> What you will do:
Only lines with the word "Ready" are needed; collect each of them from the listing below.

> Extracted records:
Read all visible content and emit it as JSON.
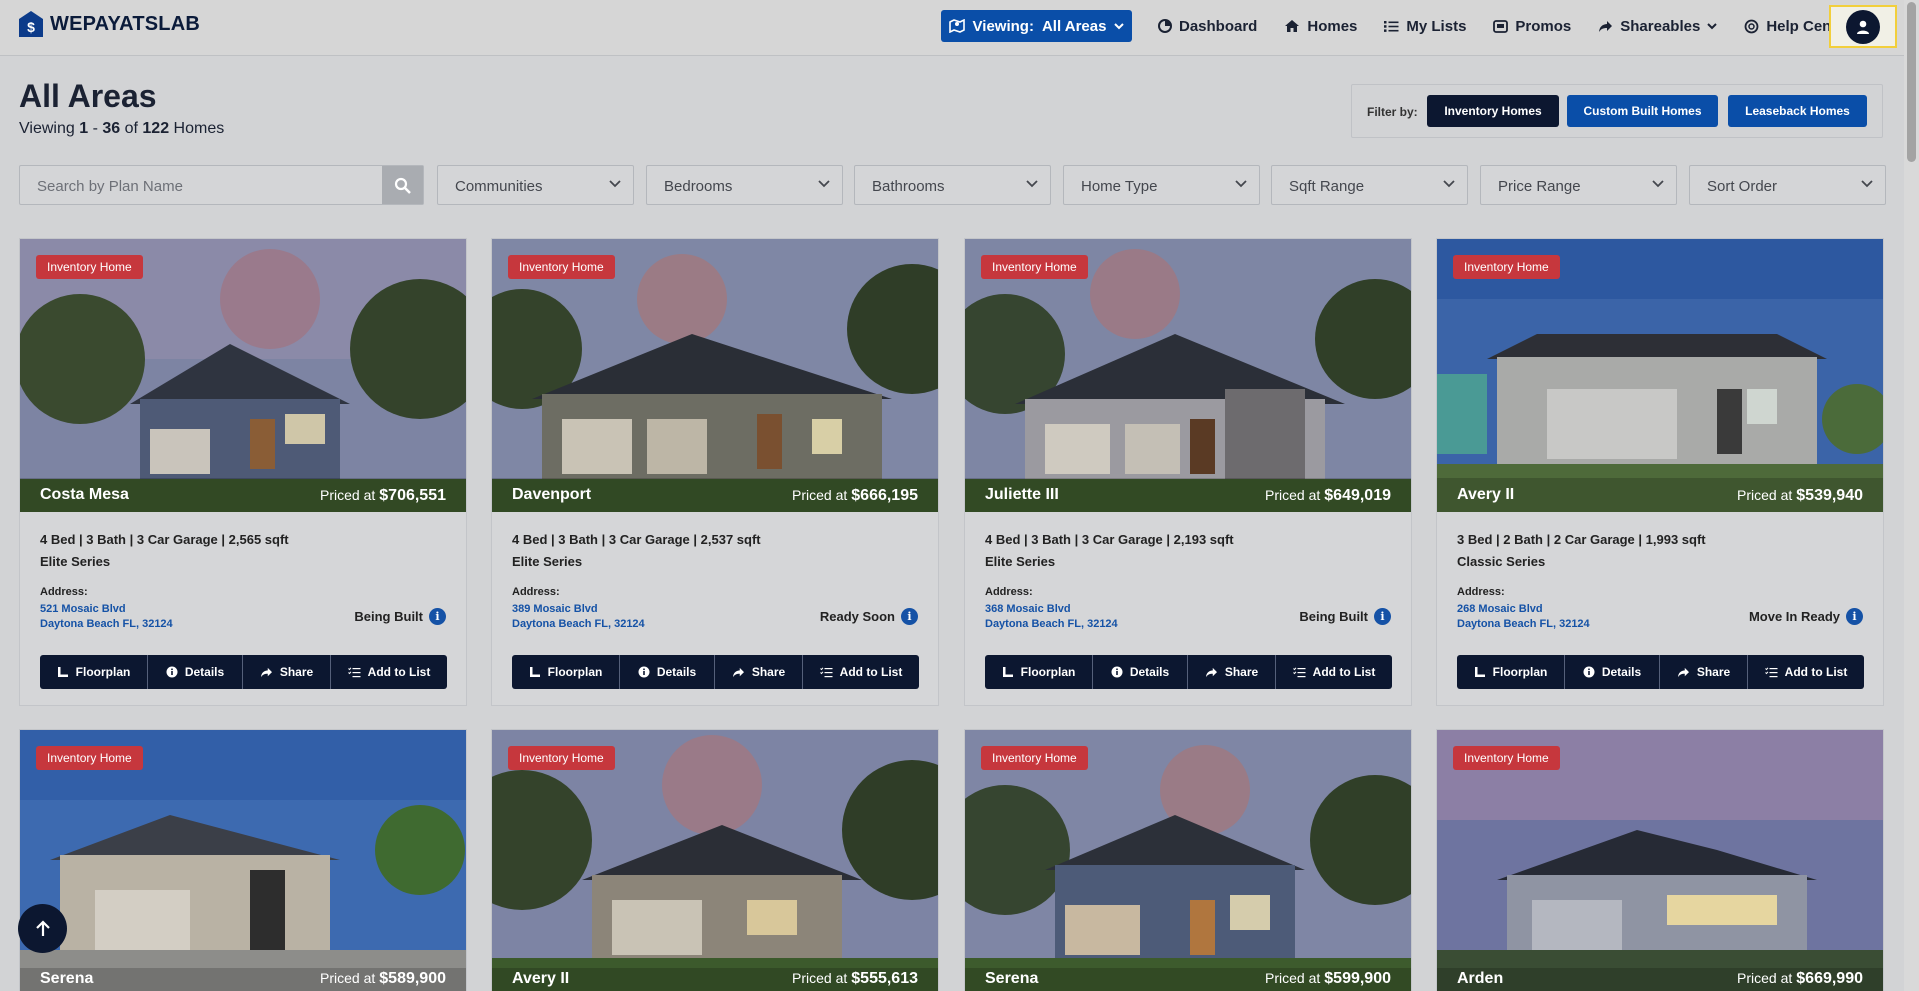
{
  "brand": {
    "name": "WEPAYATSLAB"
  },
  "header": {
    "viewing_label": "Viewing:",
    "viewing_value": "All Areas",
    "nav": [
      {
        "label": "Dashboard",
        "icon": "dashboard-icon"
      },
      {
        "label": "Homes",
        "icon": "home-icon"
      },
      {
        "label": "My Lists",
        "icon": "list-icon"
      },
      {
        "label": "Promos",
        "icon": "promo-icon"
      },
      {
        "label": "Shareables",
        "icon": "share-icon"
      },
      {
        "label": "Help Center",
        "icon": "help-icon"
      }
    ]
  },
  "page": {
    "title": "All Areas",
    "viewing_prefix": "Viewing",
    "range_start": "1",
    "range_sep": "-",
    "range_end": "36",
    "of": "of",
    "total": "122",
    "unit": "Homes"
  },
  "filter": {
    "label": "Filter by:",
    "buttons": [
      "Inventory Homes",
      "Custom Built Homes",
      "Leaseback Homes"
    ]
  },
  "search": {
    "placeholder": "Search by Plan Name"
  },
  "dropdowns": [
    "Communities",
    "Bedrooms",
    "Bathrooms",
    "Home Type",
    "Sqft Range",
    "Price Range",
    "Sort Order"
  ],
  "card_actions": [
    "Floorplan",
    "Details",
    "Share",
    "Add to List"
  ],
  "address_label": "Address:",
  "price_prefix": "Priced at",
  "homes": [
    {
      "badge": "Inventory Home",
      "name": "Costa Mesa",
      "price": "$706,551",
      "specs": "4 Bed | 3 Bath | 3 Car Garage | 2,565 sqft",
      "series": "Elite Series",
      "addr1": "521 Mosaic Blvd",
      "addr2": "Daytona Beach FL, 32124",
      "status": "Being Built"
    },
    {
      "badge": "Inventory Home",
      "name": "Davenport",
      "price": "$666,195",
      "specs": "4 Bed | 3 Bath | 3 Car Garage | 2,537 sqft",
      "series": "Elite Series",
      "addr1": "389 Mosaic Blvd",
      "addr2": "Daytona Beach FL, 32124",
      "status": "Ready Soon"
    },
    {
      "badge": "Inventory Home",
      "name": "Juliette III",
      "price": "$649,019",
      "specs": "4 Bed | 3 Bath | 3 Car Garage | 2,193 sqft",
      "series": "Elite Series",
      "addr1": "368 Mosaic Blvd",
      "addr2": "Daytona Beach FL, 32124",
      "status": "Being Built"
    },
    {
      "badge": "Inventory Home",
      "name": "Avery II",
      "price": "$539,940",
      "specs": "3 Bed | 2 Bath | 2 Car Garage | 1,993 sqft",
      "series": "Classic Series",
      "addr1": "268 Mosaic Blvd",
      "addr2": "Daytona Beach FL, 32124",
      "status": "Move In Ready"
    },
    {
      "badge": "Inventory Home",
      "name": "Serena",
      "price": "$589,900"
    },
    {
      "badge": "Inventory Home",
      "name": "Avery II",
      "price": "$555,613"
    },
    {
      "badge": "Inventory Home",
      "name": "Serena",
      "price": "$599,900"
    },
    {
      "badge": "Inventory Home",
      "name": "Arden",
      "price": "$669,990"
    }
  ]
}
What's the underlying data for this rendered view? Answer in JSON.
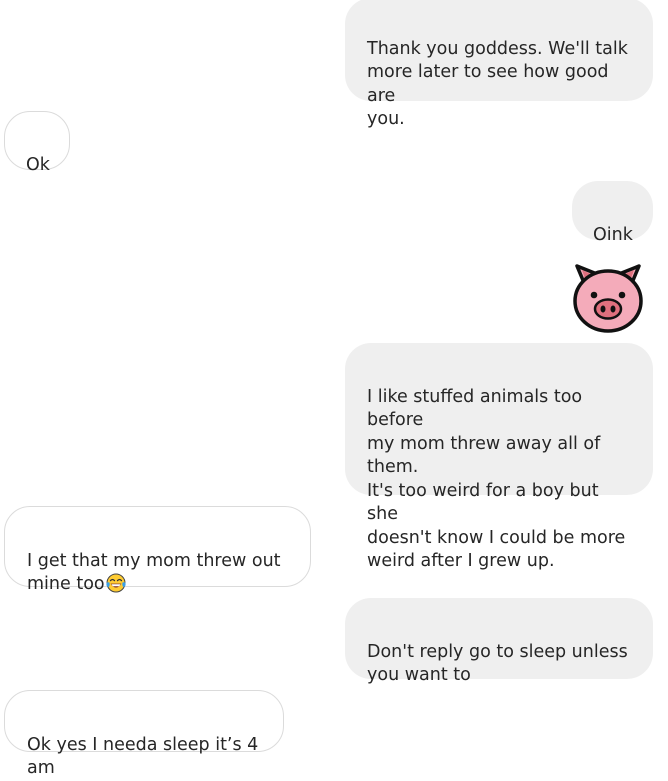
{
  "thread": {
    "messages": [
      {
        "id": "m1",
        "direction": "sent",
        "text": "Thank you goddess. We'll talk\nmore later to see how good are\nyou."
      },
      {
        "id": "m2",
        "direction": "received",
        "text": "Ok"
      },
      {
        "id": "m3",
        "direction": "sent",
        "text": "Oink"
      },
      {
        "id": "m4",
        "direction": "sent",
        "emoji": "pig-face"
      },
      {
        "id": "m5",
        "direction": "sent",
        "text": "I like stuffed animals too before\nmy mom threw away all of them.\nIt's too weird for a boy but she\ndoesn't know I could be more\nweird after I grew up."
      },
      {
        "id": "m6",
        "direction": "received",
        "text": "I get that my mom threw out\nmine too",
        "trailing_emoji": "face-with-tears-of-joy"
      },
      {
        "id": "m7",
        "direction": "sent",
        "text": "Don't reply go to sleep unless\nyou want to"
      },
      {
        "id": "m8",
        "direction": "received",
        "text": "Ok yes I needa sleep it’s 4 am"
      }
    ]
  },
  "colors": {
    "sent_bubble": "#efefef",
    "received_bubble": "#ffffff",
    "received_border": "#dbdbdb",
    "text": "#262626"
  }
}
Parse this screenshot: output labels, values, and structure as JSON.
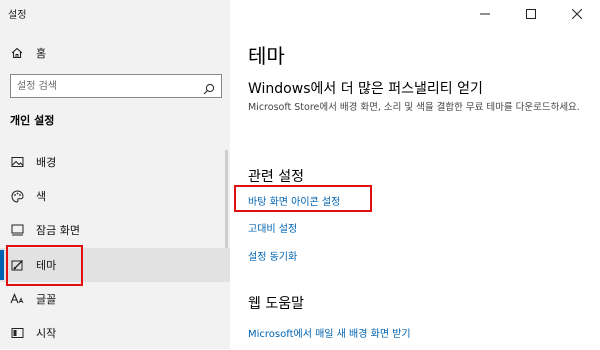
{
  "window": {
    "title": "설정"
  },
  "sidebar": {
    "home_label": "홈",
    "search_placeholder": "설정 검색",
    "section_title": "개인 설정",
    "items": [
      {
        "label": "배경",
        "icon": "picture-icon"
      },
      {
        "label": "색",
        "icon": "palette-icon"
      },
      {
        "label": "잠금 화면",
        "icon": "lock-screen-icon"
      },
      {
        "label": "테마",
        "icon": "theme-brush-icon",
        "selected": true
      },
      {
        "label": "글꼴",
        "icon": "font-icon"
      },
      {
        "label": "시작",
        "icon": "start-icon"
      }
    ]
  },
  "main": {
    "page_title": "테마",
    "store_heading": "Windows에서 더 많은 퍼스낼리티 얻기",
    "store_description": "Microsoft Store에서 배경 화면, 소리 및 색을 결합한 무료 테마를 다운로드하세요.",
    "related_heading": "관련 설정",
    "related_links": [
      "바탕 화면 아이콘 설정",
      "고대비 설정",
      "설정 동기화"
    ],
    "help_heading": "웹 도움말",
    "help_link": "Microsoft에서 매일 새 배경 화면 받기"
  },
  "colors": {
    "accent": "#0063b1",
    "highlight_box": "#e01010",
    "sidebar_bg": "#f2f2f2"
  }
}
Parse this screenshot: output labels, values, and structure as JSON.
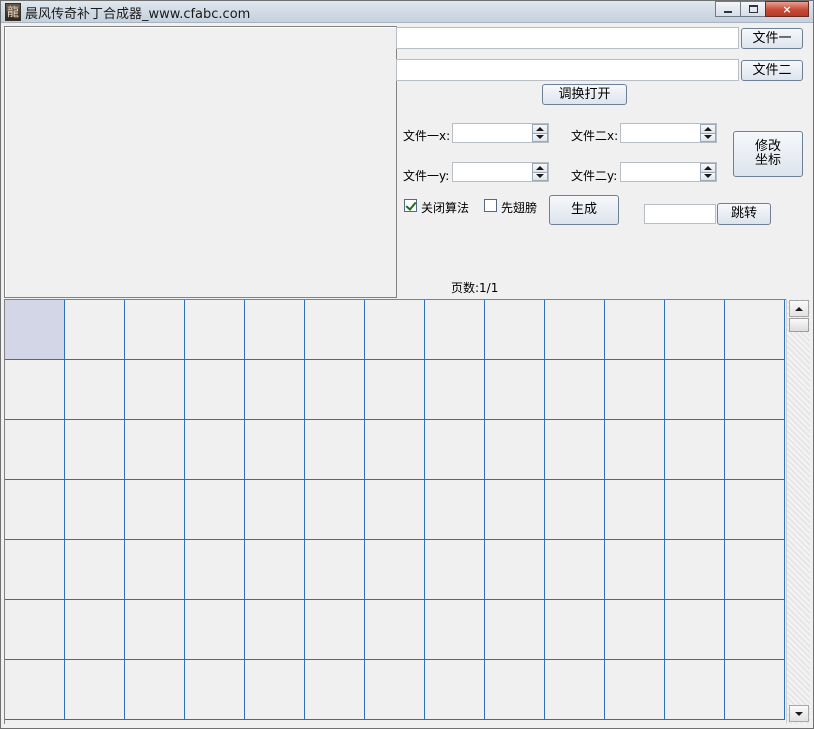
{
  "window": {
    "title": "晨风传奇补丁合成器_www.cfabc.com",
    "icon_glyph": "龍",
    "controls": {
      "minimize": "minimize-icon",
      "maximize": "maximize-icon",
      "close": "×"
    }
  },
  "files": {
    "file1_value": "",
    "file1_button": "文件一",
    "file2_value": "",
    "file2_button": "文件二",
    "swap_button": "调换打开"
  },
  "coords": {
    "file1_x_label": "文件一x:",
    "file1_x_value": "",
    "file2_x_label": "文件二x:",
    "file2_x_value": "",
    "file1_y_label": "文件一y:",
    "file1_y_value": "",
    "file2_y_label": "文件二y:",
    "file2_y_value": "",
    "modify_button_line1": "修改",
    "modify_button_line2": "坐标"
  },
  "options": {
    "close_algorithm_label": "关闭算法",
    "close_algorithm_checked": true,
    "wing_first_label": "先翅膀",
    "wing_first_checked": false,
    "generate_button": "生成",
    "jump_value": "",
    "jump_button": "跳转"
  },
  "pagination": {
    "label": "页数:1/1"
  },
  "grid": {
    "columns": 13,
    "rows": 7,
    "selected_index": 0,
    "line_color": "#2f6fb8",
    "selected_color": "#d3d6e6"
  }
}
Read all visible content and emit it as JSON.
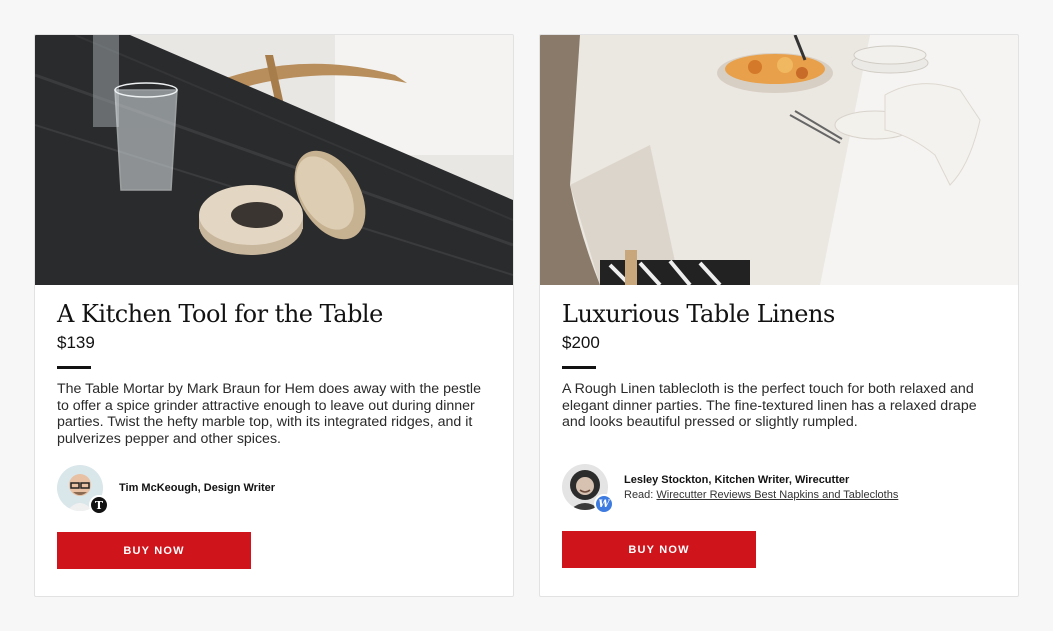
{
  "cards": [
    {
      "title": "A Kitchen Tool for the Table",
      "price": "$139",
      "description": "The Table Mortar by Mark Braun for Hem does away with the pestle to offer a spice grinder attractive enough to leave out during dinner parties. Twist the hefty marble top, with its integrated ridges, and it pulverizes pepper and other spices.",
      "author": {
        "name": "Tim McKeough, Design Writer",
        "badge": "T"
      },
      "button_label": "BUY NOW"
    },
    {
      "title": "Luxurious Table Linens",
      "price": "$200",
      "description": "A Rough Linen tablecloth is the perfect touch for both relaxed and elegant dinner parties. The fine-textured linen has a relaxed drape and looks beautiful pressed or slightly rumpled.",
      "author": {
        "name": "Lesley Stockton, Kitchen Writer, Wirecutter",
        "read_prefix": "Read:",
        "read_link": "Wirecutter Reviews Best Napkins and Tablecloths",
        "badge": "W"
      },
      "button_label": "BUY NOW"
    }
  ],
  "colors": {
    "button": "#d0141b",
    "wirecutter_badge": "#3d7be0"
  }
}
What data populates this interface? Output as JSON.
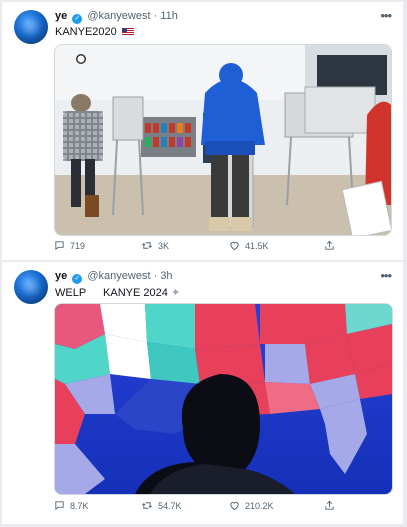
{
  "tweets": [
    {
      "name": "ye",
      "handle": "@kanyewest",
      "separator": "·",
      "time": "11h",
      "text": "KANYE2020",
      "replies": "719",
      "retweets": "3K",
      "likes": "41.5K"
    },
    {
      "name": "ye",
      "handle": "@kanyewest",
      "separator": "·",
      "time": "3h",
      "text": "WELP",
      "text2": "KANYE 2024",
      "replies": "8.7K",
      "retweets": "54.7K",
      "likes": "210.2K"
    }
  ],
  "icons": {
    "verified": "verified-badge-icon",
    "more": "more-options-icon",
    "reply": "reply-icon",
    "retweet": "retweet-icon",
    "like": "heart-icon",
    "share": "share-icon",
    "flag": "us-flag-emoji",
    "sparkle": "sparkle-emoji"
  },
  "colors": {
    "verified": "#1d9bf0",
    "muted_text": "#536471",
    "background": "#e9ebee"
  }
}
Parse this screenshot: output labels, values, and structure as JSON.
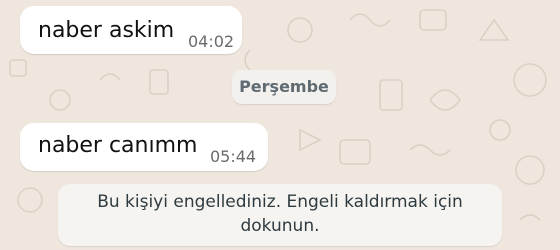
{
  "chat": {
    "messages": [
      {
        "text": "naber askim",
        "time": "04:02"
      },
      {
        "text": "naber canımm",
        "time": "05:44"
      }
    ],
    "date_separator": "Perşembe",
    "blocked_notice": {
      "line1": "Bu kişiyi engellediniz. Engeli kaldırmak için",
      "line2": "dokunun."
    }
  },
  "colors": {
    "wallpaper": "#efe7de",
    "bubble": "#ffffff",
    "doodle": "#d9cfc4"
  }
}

> The solution:
      "status": "Ready Soon"
      "status": "Move In Ready"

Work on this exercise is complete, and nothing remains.